- [What this task involves]
Collect every line of the records below that contains the word "žáků".

Structured figure records
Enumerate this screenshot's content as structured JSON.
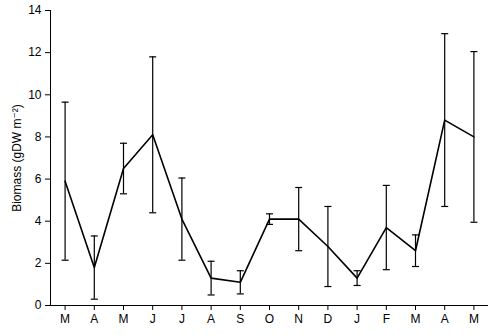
{
  "chart_data": {
    "type": "line",
    "y_label": "Biomass (gDW m⁻²)",
    "categories": [
      "M",
      "A",
      "M",
      "J",
      "J",
      "A",
      "S",
      "O",
      "N",
      "D",
      "J",
      "F",
      "M",
      "A",
      "M"
    ],
    "values": [
      5.9,
      1.8,
      6.5,
      8.1,
      4.1,
      1.3,
      1.1,
      4.1,
      4.1,
      2.8,
      1.3,
      3.7,
      2.6,
      8.8,
      8.0
    ],
    "errors": [
      3.75,
      1.5,
      1.2,
      3.7,
      1.95,
      0.8,
      0.55,
      0.25,
      1.5,
      1.9,
      0.35,
      2.0,
      0.75,
      4.1,
      4.05
    ],
    "color": "#000000",
    "ylim": [
      0,
      14
    ],
    "yticks": [
      0,
      2,
      4,
      6,
      8,
      10,
      12,
      14
    ],
    "grid": false
  }
}
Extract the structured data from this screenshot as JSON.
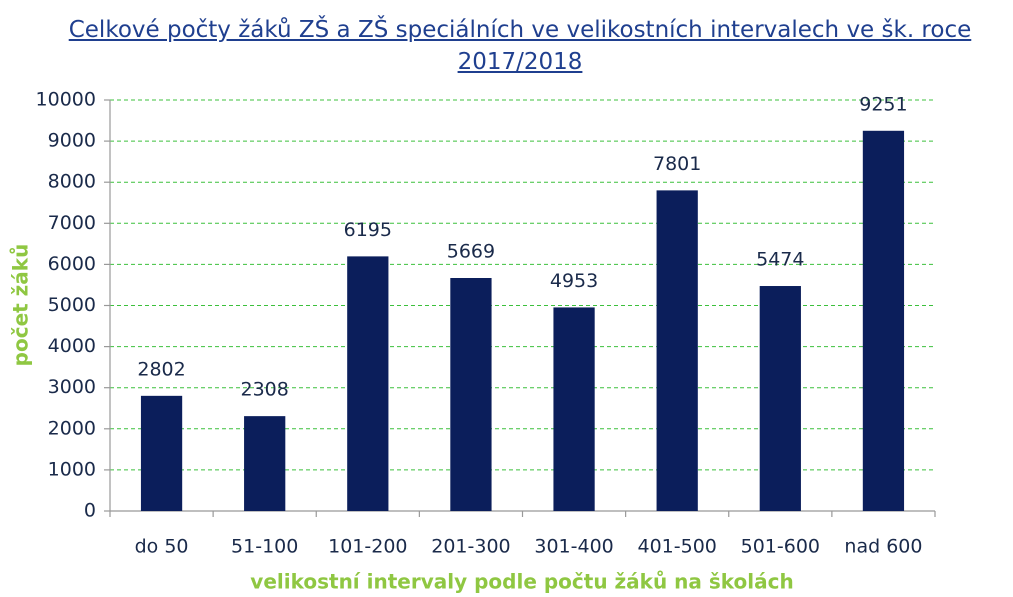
{
  "chart_data": {
    "type": "bar",
    "title": "Celkové počty žáků ZŠ a ZŠ speciálních ve velikostních intervalech ve šk. roce 2017/2018",
    "x_label": "velikostní intervaly podle počtu žáků na školách",
    "y_label": "počet žáků",
    "categories": [
      "do 50",
      "51-100",
      "101-200",
      "201-300",
      "301-400",
      "401-500",
      "501-600",
      "nad 600"
    ],
    "values": [
      2802,
      2308,
      6195,
      5669,
      4953,
      7801,
      5474,
      9251
    ],
    "color": "#0b1e5b",
    "ylim": [
      0,
      10000
    ],
    "yticks": [
      0,
      1000,
      2000,
      3000,
      4000,
      5000,
      6000,
      7000,
      8000,
      9000,
      10000
    ],
    "grid": true
  }
}
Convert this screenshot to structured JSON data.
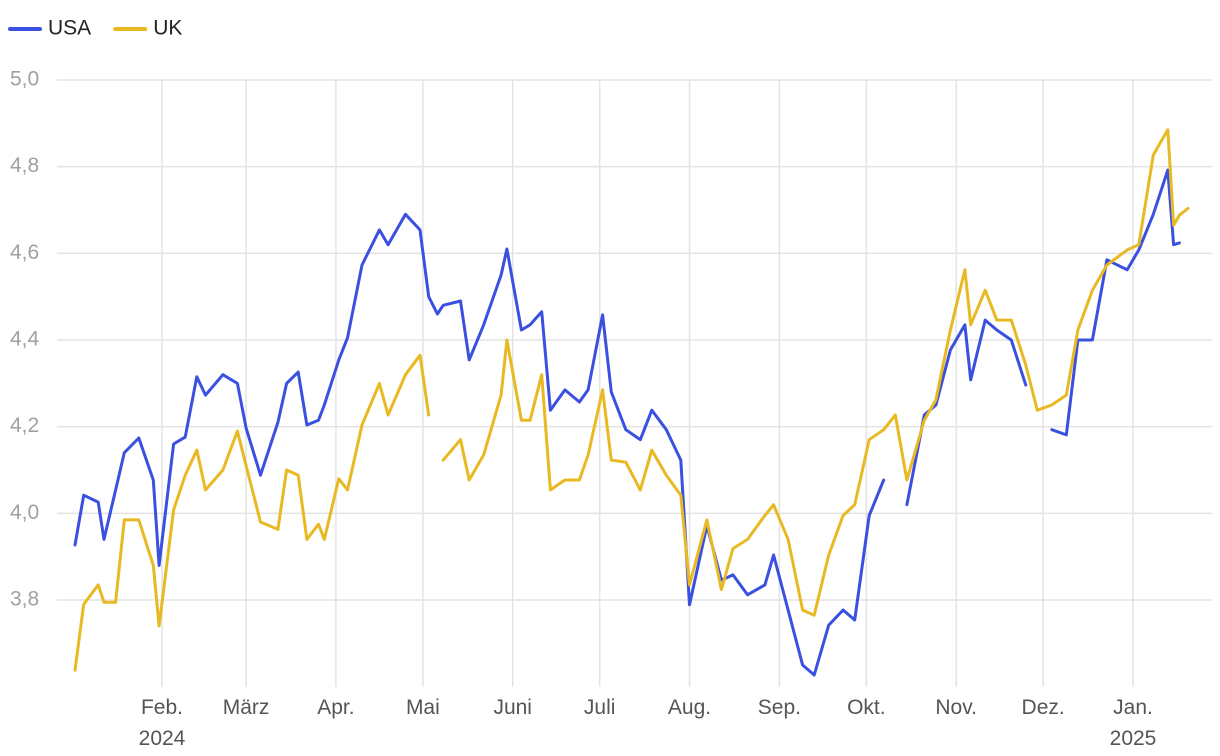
{
  "chart_data": {
    "type": "line",
    "legend": "top-left",
    "grid": true,
    "ylim": [
      3.6,
      5.0
    ],
    "yticks": [
      {
        "value": 3.8,
        "label": "3,8"
      },
      {
        "value": 4.0,
        "label": "4,0"
      },
      {
        "value": 4.2,
        "label": "4,2"
      },
      {
        "value": 4.4,
        "label": "4,4"
      },
      {
        "value": 4.6,
        "label": "4,6"
      },
      {
        "value": 4.8,
        "label": "4,8"
      },
      {
        "value": 5.0,
        "label": "5,0"
      }
    ],
    "xticks": [
      {
        "value": "2024-02-01",
        "label": "Feb.\n2024"
      },
      {
        "value": "2024-03-01",
        "label": "März"
      },
      {
        "value": "2024-04-01",
        "label": "Apr."
      },
      {
        "value": "2024-05-01",
        "label": "Mai"
      },
      {
        "value": "2024-06-01",
        "label": "Juni"
      },
      {
        "value": "2024-07-01",
        "label": "Juli"
      },
      {
        "value": "2024-08-01",
        "label": "Aug."
      },
      {
        "value": "2024-09-01",
        "label": "Sep."
      },
      {
        "value": "2024-10-01",
        "label": "Okt."
      },
      {
        "value": "2024-11-01",
        "label": "Nov."
      },
      {
        "value": "2024-12-01",
        "label": "Dez."
      },
      {
        "value": "2025-01-01",
        "label": "Jan.\n2025"
      }
    ],
    "x": [
      "2024-01-02",
      "2024-01-05",
      "2024-01-10",
      "2024-01-12",
      "2024-01-16",
      "2024-01-19",
      "2024-01-24",
      "2024-01-29",
      "2024-01-31",
      "2024-02-05",
      "2024-02-09",
      "2024-02-13",
      "2024-02-16",
      "2024-02-22",
      "2024-02-27",
      "2024-03-01",
      "2024-03-06",
      "2024-03-12",
      "2024-03-15",
      "2024-03-19",
      "2024-03-22",
      "2024-03-26",
      "2024-03-28",
      "2024-04-02",
      "2024-04-05",
      "2024-04-10",
      "2024-04-16",
      "2024-04-19",
      "2024-04-25",
      "2024-04-30",
      "2024-05-03",
      "2024-05-06",
      "2024-05-08",
      "2024-05-14",
      "2024-05-17",
      "2024-05-22",
      "2024-05-28",
      "2024-05-30",
      "2024-06-04",
      "2024-06-07",
      "2024-06-11",
      "2024-06-14",
      "2024-06-19",
      "2024-06-24",
      "2024-06-27",
      "2024-07-02",
      "2024-07-05",
      "2024-07-10",
      "2024-07-15",
      "2024-07-19",
      "2024-07-24",
      "2024-07-29",
      "2024-08-01",
      "2024-08-07",
      "2024-08-12",
      "2024-08-16",
      "2024-08-21",
      "2024-08-27",
      "2024-08-30",
      "2024-09-04",
      "2024-09-09",
      "2024-09-13",
      "2024-09-18",
      "2024-09-23",
      "2024-09-27",
      "2024-10-02",
      "2024-10-07",
      "2024-10-11",
      "2024-10-15",
      "2024-10-21",
      "2024-10-25",
      "2024-10-30",
      "2024-11-04",
      "2024-11-06",
      "2024-11-11",
      "2024-11-15",
      "2024-11-20",
      "2024-11-25",
      "2024-11-29",
      "2024-12-04",
      "2024-12-09",
      "2024-12-13",
      "2024-12-18",
      "2024-12-23",
      "2024-12-30",
      "2025-01-03",
      "2025-01-08",
      "2025-01-13",
      "2025-01-15",
      "2025-01-17",
      "2025-01-20"
    ],
    "series": [
      {
        "name": "USA",
        "color": "#3a50e0",
        "values": [
          3.927,
          4.042,
          4.026,
          3.94,
          4.054,
          4.14,
          4.174,
          4.077,
          3.88,
          4.16,
          4.176,
          4.315,
          4.273,
          4.32,
          4.3,
          4.197,
          4.088,
          4.21,
          4.3,
          4.326,
          4.204,
          4.215,
          4.25,
          4.354,
          4.405,
          4.573,
          4.654,
          4.62,
          4.69,
          4.654,
          4.5,
          4.46,
          4.48,
          4.49,
          4.354,
          4.435,
          4.55,
          4.61,
          4.423,
          4.435,
          4.465,
          4.238,
          4.285,
          4.257,
          4.285,
          4.458,
          4.28,
          4.193,
          4.17,
          4.238,
          4.193,
          4.123,
          3.789,
          3.972,
          3.846,
          3.858,
          3.812,
          3.835,
          3.904,
          3.777,
          3.65,
          3.627,
          3.742,
          3.777,
          3.754,
          3.995,
          4.077,
          null,
          4.02,
          4.227,
          4.25,
          4.377,
          4.435,
          4.308,
          4.446,
          4.423,
          4.4,
          4.296,
          null,
          4.193,
          4.181,
          4.4,
          4.4,
          4.585,
          4.562,
          4.608,
          4.69,
          4.792,
          4.62,
          4.624,
          null
        ]
      },
      {
        "name": "UK",
        "color": "#e8b923",
        "values": [
          3.638,
          3.79,
          3.835,
          3.795,
          3.795,
          3.985,
          3.985,
          3.88,
          3.74,
          4.008,
          4.088,
          4.146,
          4.054,
          4.1,
          4.19,
          4.11,
          3.98,
          3.963,
          4.1,
          4.088,
          3.94,
          3.975,
          3.94,
          4.08,
          4.054,
          4.204,
          4.3,
          4.227,
          4.32,
          4.365,
          4.227,
          null,
          4.123,
          4.17,
          4.077,
          4.135,
          4.273,
          4.4,
          4.215,
          4.215,
          4.32,
          4.054,
          4.077,
          4.077,
          4.135,
          4.285,
          4.123,
          4.118,
          4.054,
          4.146,
          4.088,
          4.042,
          3.835,
          3.985,
          3.824,
          3.919,
          3.94,
          3.995,
          4.02,
          3.94,
          3.777,
          3.765,
          3.904,
          3.995,
          4.02,
          4.17,
          4.193,
          4.227,
          4.077,
          4.215,
          4.262,
          4.423,
          4.562,
          4.435,
          4.515,
          4.446,
          4.446,
          4.342,
          4.238,
          4.25,
          4.273,
          4.423,
          4.515,
          4.573,
          4.608,
          4.62,
          4.827,
          4.885,
          4.665,
          4.688,
          4.704
        ]
      }
    ]
  }
}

- [Output of the exercise]
    "title": "Celkové počty žáků ZŠ a ZŠ speciálních ve velikostních intervalech ve šk. roce 2017/2018",
    "x_label": "velikostní intervaly podle počtu žáků na školách",
    "y_label": "počet žáků",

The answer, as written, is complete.